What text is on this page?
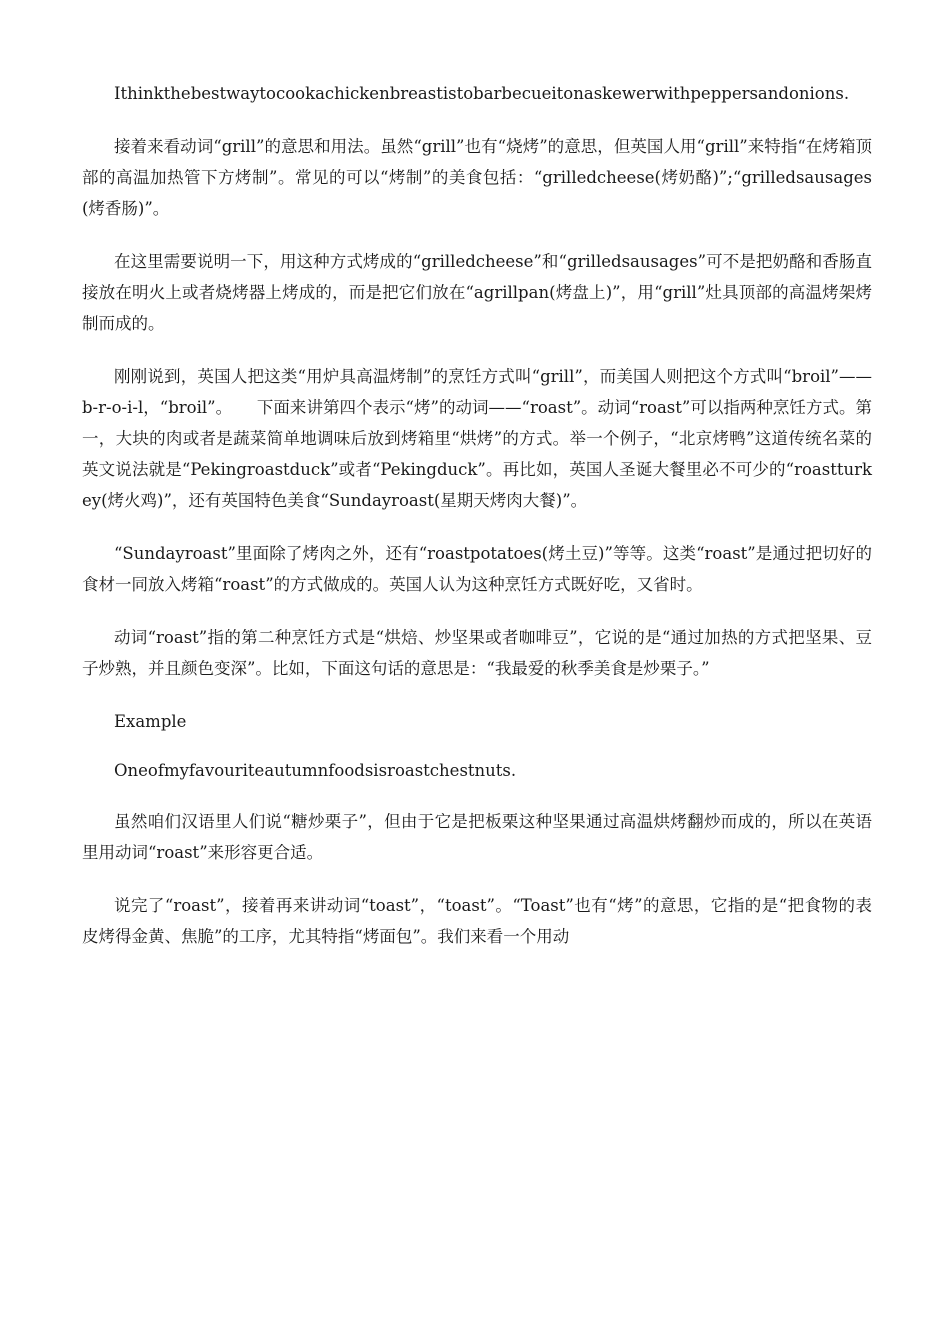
Ithinkthebestwaytocookachickenbreastistobarbecueitonaskewerwithpeppersandonions.

接着来看动词“grill”的意思和用法。虽然“grill”也有“烧烤”的意思，但英国人用“grill”来特指“在烤箱顶部的高温加热管下方烤制”。常见的可以“烤制”的美食包括：“grilledcheese(烤奶酪)”;“grilledsausages(烤香肠)”。

在这里需要说明一下，用这种方式烤成的“grilledcheese”和“grilledsausages”可不是把奶酪和香肠直接放在明火上或者烧烤器上烤成的，而是把它们放在“agrillpan(烤盘上)”，用“grill”灶具顶部的高温烤架烤制而成的。

刚刚说到，英国人把这类“用炉具高温烤制”的烹饪方式叫“grill”，而美国人则把这个方式叫“broil”——b-r-o-i-l，“broil”。　　下面来讲第四个表示“烤”的动词——“roast”。动词“roast”可以指两种烹饪方式。第一，大块的肉或者是蔬菜简单地调味后放到烤箱里“烘烤”的方式。举一个例子，“北京烤鸭”这道传统名菜的英文说法就是“Pekingroastduck”或者“Pekingduck”。再比如，英国人圣诞大餐里必不可少的“roastturkey(烤火鸡)”，还有英国特色美食“Sundayroast(星期天烤肉大餐)”。

“Sundayroast”里面除了烤肉之外，还有“roastpotatoes(烤土豆)”等等。这类“roast”是通过把切好的食材一同放入烤箱“roast”的方式做成的。英国人认为这种烹饪方式既好吃，又省时。

动词“roast”指的第二种烹饪方式是“烘焙、炒坚果或者咖啡豆”，它说的是“通过加热的方式把坚果、豆子炒熟，并且颜色变深”。比如，下面这句话的意思是：“我最爱的秋季美食是炒栗子。”

Example

Oneofmyfavouriteautumnfoodsisroastchestnuts.

虽然咱们汉语里人们说“糖炒栗子”，但由于它是把板栗这种坚果通过高温烘烤翻炒而成的，所以在英语里用动词“roast”来形容更合适。

说完了“roast”，接着再来讲动词“toast”，“toast”。“Toast”也有“烤”的意思，它指的是“把食物的表皮烤得金黄、焦脆”的工序，尤其特指“烤面包”。我们来看一个用动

= = = = = = =

• **Instructions for the task**
Scan the material for lines with the word "grill", and copy each line you find.

• **Result of this exercise**
接着来看动词“grill”的意思和用法。虽然“grill”也有“烧烤”的意思，但英国人用“grill”来特指“在烤箱顶部的高温加热管下方烤制”。常见的可以“烤制”的美食包括：“grilledcheese(烤奶酪)”;“grilledsausages(烤香肠)”。
在这里需要说明一下，用这种方式烤成的“grilledcheese”和“grilledsausages”可不是把奶酪和香肠直接放在明火上或者烧烤器上烤成的，而是把它们放在“agrillpan(烤盘上)”，用“grill”灶具顶部的高温烤架烤制而成的。
刚刚说到，英国人把这类“用炉具高温烤制”的烹饪方式叫“grill”，而美国人则把这个方式叫“broil”——b-r-o-i-l，“broil”。　　下面来讲第四个表示“烤”的动词——“roast”。动词“roast”可以指两种烹饪方式。第一，大块的肉或者是蔬菜简单地调味后放到烤箱里“烘烤”的方式。举一个例子，“北京烤鸭”这道传统名菜的英文说法就是“Pekingroastduck”或者“Pekingduck”。再比如，英国人圣诞大餐里必不可少的“roastturkey(烤火鸡)”，还有英国特色美食“Sundayroast(星期天烤肉大餐)”。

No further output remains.